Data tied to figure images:

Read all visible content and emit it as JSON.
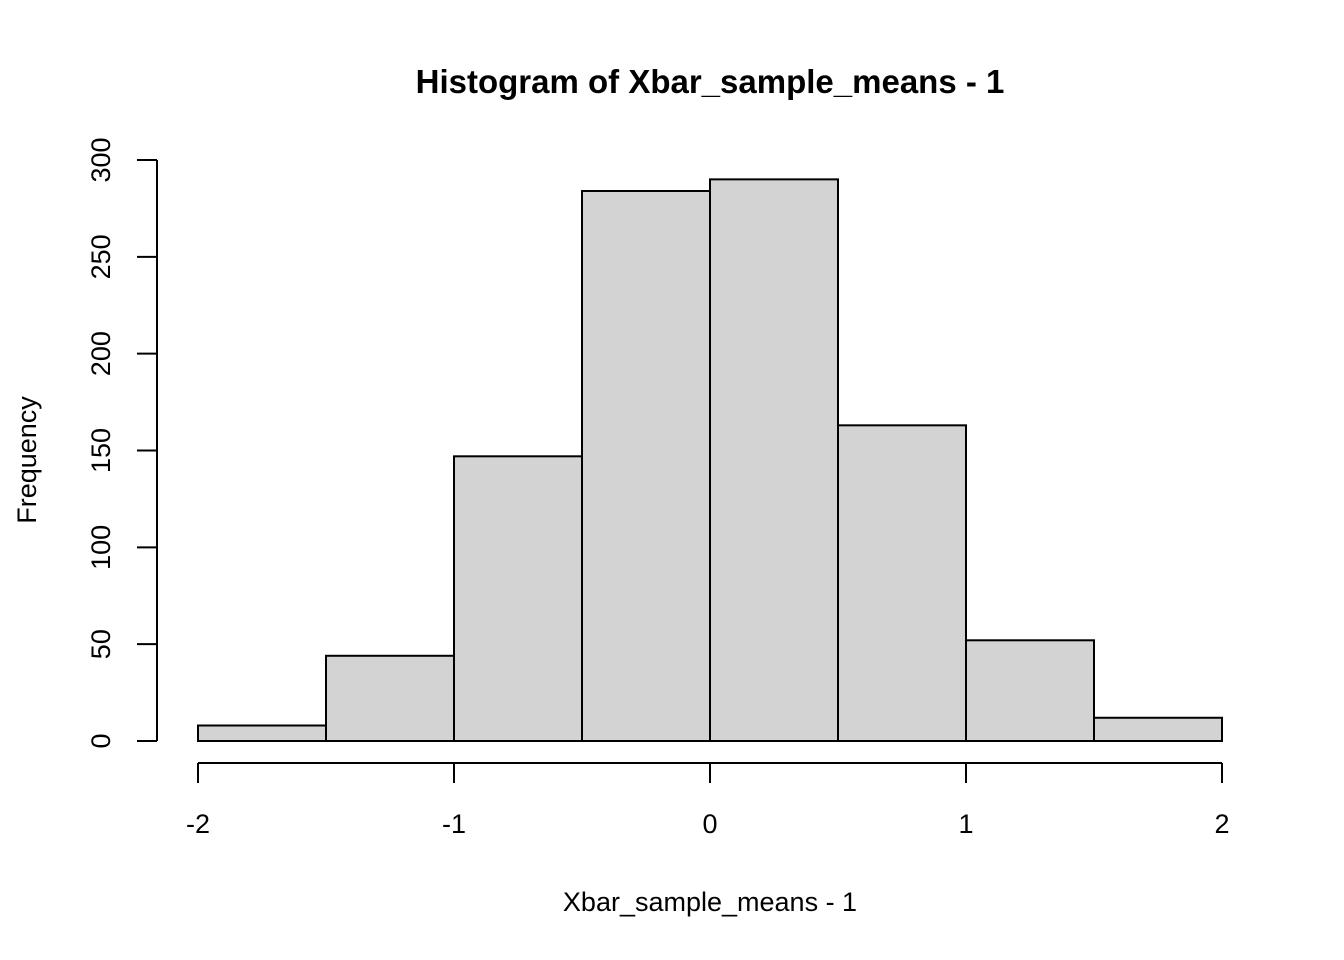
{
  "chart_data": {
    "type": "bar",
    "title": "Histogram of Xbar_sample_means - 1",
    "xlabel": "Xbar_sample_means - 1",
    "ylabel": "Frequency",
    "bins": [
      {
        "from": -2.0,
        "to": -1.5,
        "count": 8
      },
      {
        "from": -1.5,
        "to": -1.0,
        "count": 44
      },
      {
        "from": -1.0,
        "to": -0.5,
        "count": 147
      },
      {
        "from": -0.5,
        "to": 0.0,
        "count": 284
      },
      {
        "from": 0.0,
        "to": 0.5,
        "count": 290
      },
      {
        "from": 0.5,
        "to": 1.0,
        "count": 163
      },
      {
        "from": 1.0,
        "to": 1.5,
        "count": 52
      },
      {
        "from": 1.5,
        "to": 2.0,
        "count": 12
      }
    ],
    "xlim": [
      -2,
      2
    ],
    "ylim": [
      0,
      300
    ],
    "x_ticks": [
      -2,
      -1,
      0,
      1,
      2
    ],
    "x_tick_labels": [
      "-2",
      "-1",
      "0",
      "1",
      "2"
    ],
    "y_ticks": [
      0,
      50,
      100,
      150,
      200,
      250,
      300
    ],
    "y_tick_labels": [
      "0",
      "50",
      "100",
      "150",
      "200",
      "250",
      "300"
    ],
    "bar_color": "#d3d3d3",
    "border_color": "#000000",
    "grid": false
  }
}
* * *
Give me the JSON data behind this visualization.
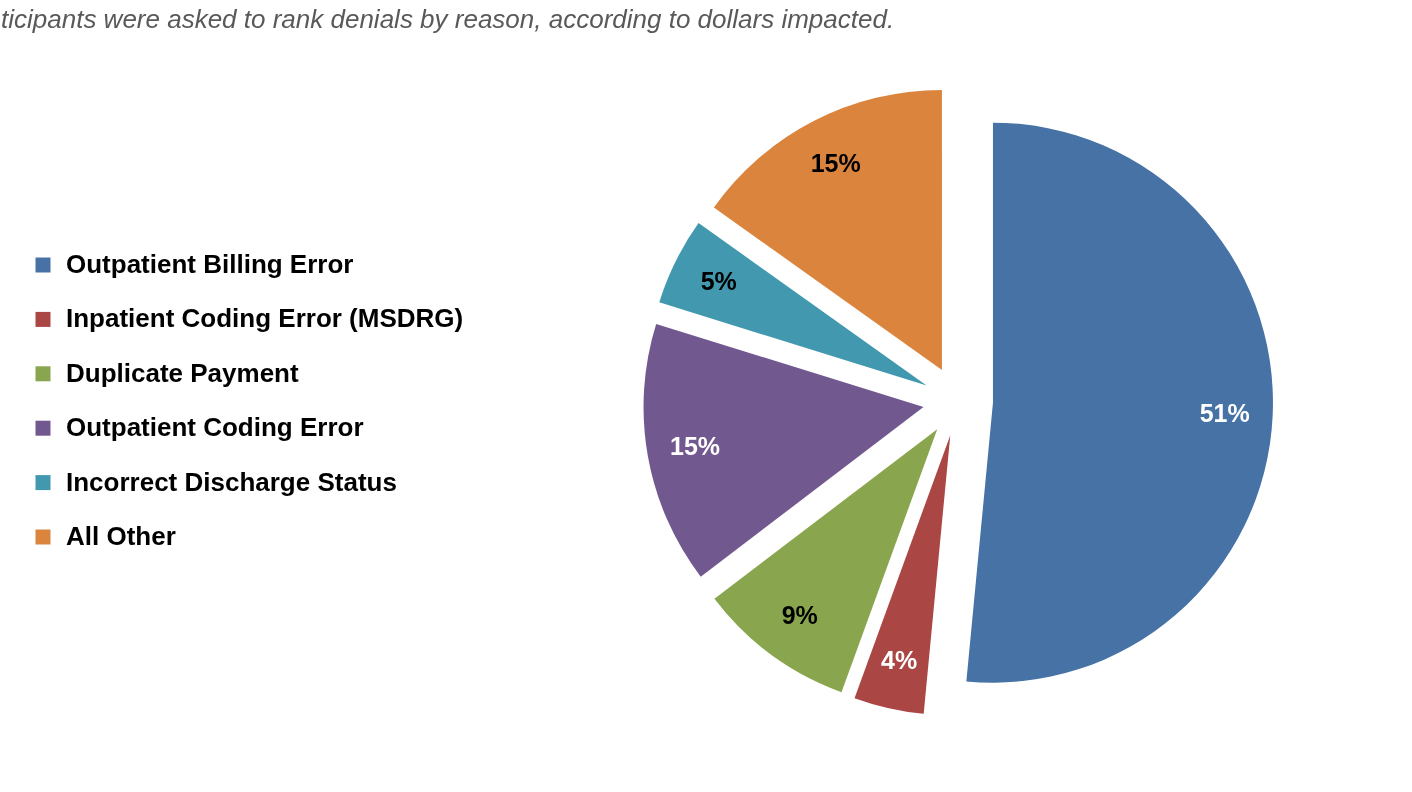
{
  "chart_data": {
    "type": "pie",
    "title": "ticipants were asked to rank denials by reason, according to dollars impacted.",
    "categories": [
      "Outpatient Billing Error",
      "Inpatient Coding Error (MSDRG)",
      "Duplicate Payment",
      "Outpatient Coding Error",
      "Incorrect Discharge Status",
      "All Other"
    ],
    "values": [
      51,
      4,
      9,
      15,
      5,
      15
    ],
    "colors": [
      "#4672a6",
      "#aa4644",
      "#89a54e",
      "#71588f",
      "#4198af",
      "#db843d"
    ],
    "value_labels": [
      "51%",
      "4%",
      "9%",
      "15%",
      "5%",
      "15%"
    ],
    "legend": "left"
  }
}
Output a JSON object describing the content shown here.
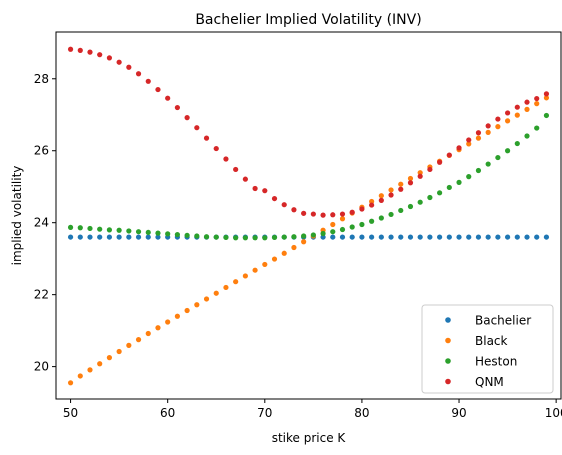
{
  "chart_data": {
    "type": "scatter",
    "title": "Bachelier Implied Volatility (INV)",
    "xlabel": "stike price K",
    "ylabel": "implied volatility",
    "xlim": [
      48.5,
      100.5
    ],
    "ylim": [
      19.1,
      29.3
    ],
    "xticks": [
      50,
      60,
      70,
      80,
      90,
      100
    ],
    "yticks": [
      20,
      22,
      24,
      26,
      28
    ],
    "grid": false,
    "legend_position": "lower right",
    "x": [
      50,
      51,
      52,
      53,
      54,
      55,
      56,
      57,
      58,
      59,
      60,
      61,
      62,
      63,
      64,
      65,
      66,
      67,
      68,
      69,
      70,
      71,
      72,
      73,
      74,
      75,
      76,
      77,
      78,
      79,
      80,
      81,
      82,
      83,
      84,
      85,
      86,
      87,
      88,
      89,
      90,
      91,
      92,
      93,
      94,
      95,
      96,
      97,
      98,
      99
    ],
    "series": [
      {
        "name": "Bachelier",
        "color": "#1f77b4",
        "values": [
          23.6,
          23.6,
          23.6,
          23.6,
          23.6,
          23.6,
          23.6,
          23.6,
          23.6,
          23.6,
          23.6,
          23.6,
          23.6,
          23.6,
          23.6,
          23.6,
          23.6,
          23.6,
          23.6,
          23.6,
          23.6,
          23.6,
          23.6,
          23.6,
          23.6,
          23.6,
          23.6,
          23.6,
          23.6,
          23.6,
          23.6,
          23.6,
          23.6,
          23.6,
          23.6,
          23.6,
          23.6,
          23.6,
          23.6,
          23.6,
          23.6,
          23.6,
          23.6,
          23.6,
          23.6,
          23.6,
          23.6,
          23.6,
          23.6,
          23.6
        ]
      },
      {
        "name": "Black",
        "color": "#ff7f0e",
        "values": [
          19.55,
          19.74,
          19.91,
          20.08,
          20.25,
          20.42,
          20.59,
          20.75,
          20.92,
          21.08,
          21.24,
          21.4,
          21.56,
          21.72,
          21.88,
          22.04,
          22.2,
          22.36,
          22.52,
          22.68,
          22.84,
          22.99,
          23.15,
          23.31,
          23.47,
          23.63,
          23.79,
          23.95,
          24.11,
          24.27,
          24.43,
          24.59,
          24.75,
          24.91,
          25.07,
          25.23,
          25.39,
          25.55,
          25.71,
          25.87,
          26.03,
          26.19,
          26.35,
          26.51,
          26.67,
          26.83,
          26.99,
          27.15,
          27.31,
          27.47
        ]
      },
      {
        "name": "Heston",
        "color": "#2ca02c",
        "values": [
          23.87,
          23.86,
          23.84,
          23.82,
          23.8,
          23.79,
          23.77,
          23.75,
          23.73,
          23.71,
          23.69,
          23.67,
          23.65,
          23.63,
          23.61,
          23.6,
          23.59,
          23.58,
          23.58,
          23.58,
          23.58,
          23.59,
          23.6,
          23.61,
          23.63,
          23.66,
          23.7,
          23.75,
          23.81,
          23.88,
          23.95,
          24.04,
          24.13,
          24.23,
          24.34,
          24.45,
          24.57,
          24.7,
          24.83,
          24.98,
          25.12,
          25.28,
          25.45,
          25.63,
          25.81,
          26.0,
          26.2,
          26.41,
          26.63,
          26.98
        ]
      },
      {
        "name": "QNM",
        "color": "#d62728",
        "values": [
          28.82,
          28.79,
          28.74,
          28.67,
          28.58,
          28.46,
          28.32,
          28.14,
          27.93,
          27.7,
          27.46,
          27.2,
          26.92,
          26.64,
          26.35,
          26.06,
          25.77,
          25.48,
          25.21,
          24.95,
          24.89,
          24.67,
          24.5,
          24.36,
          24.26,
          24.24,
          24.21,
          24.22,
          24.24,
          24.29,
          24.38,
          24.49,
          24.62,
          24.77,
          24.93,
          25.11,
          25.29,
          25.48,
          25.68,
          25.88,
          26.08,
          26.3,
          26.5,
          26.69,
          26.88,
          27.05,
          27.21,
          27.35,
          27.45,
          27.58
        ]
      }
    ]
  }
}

WHAT TO PRODUCE:
From the data above, show each line that contains "Error".

EXERCISE RESULT:
      "Outpatient Billing Error",
      "Inpatient Coding Error (MSDRG)",
      "Outpatient Coding Error",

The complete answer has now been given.